> [YOUR GOAL] Locate all lines with the word "States". Copy them.

※

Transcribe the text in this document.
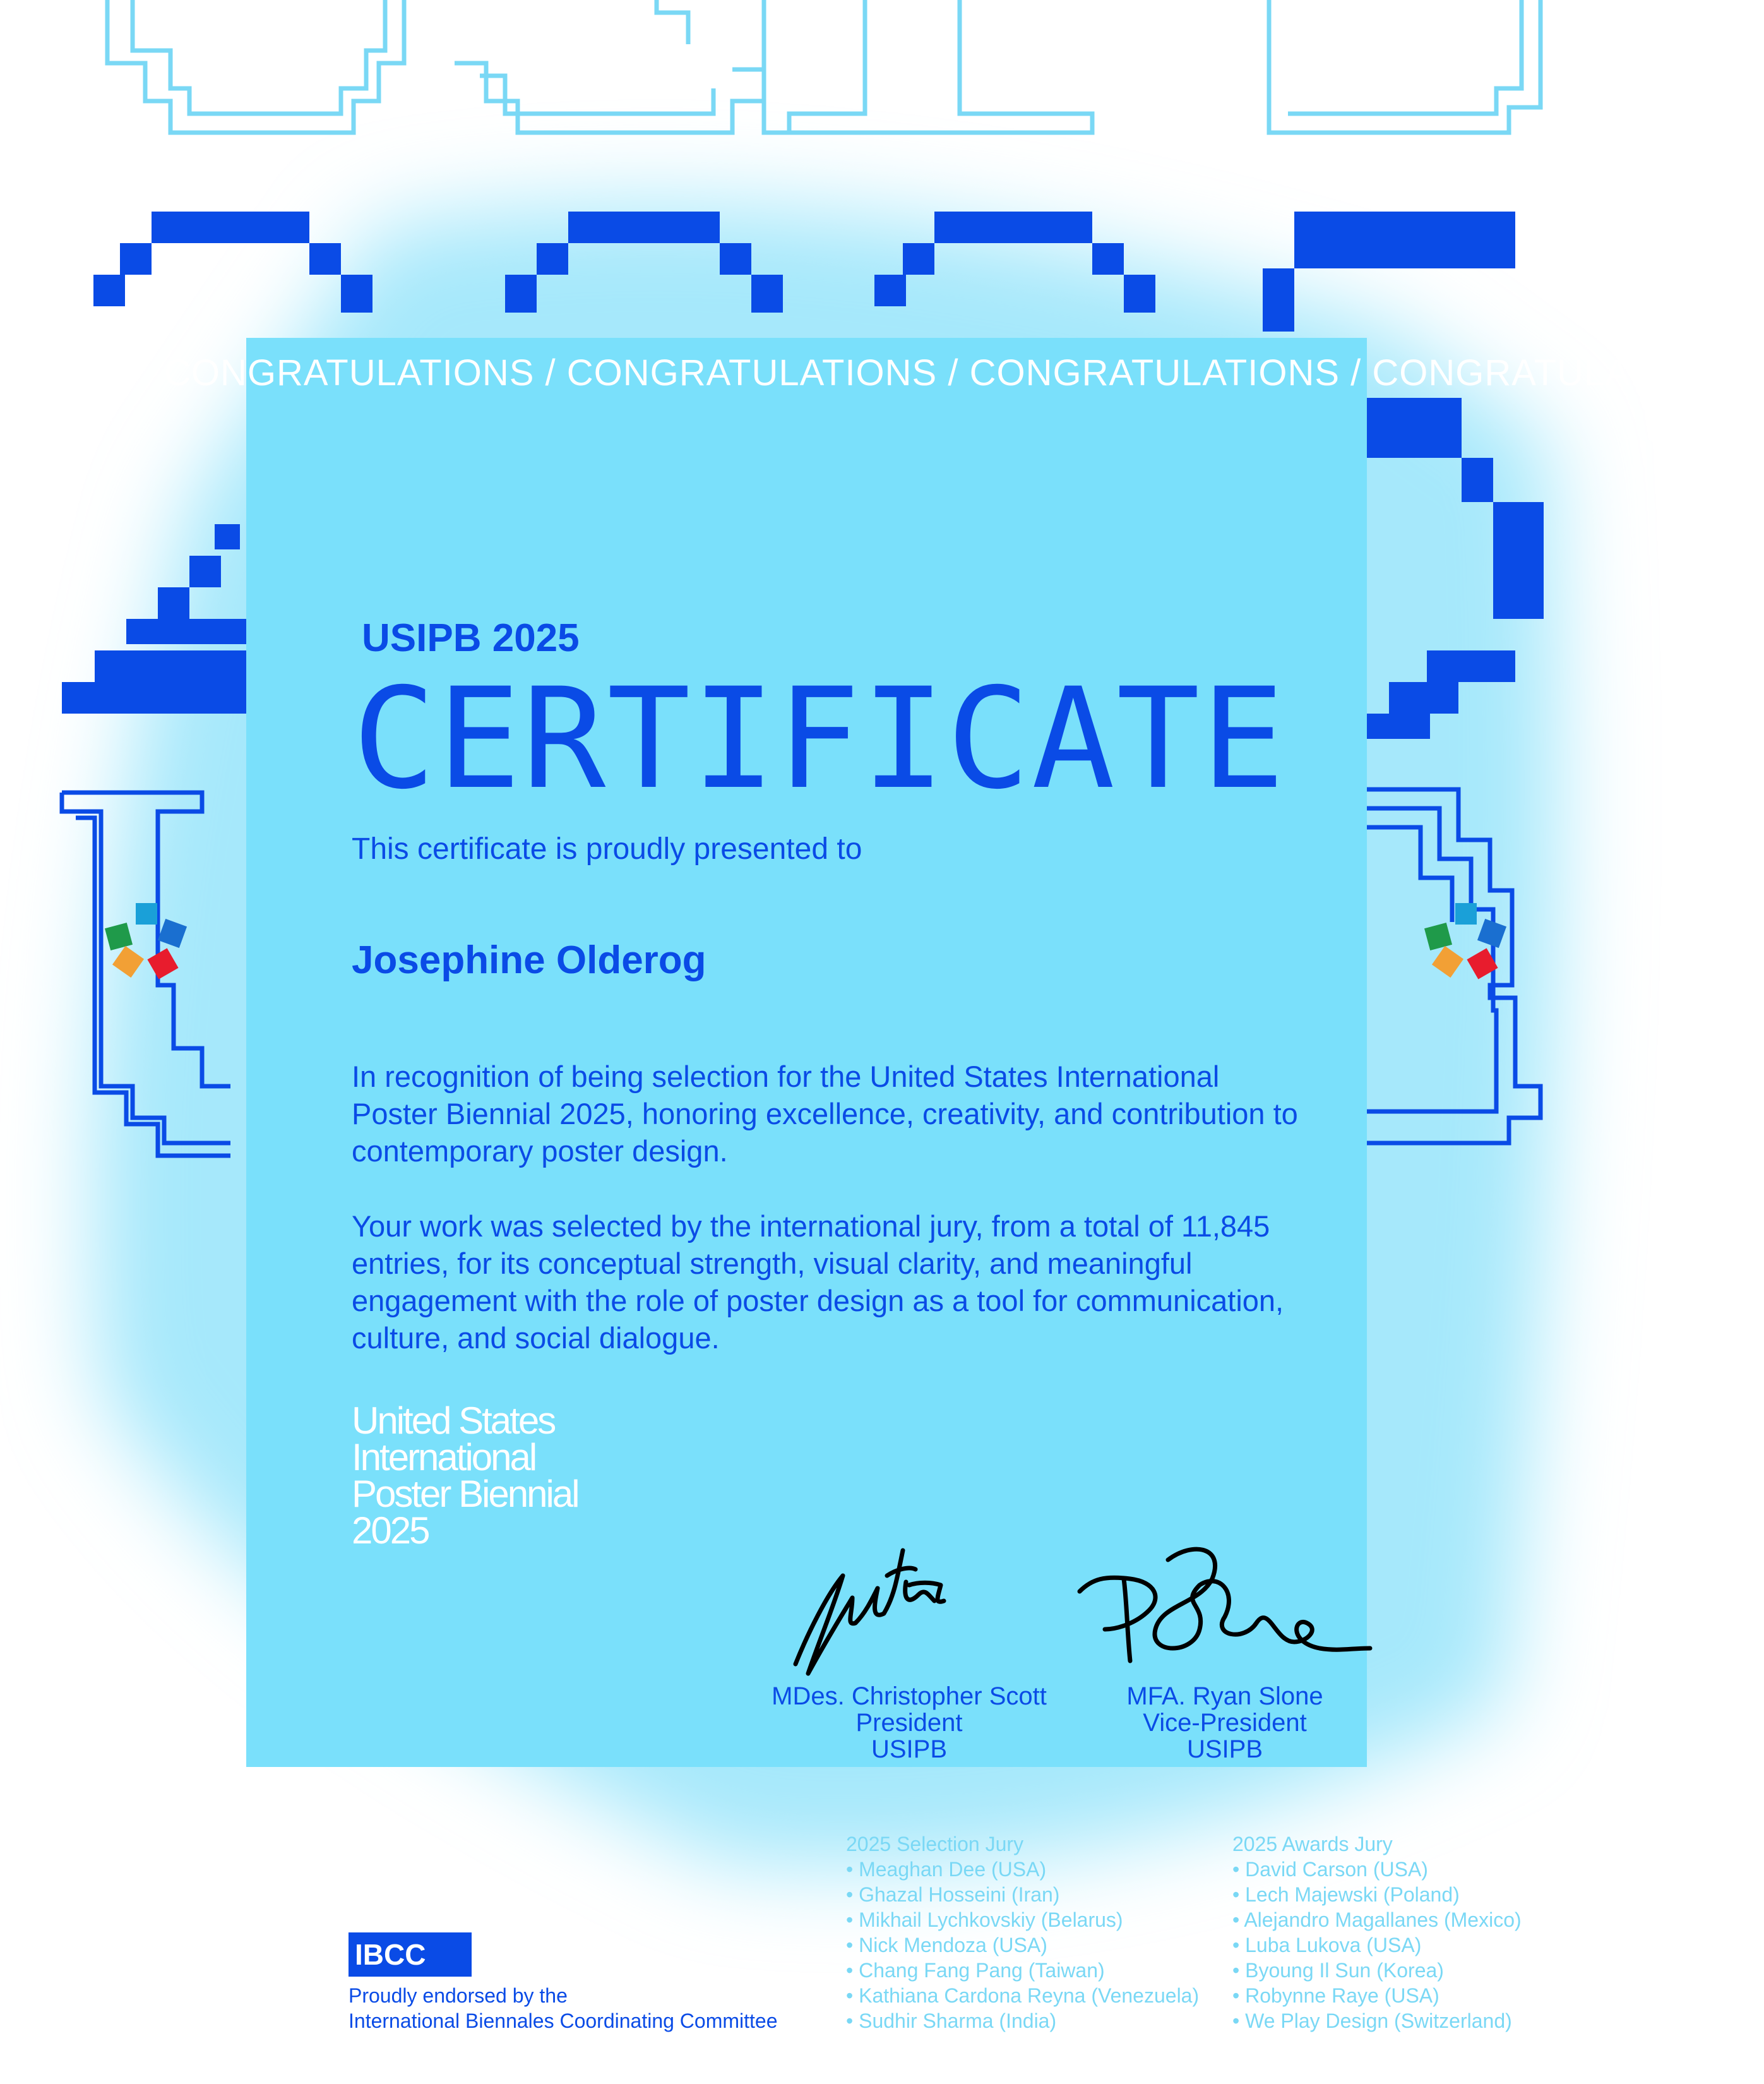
CONGRATULATIONS / CONGRATULATIONS / CONGRATULATIONS / CONGRATULATIONS /
USIPB 2025
CERTIFICATE
This certificate is proudly presented to
Josephine Olderog
In recognition of being selection for the United States International Poster Biennial 2025, honoring excellence, creativity, and contribution to contemporary poster design.
Your work was selected by the international jury, from a total of 11,845 entries, for its conceptual strength, visual clarity, and meaningful engagement with the role of poster design as a tool for communication, culture, and social dialogue.
United States
International
Poster Biennial
2025
MDes. Christopher Scott
President
USIPB
MFA. Ryan Slone
Vice-President
USIPB
2025 Selection Jury
• Meaghan Dee (USA)
• Ghazal Hosseini (Iran)
• Mikhail Lychkovskiy (Belarus)
• Nick Mendoza (USA)
• Chang Fang Pang (Taiwan)
• Kathiana Cardona Reyna (Venezuela)
• Sudhir Sharma (India)
2025 Awards Jury
• David Carson (USA)
• Lech Majewski (Poland)
• Alejandro Magallanes (Mexico)
• Luba Lukova (USA)
• Byoung Il Sun (Korea)
• Robynne Raye (USA)
• We Play Design (Switzerland)
IBCC
Proudly endorsed by the
International Biennales Coordinating Committee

※

> [WRITTEN RESPONSE]
In recognition of being selection for the United States International Poster Biennial 2025, honoring excellence, creativity, and contribution to contemporary poster design.
United States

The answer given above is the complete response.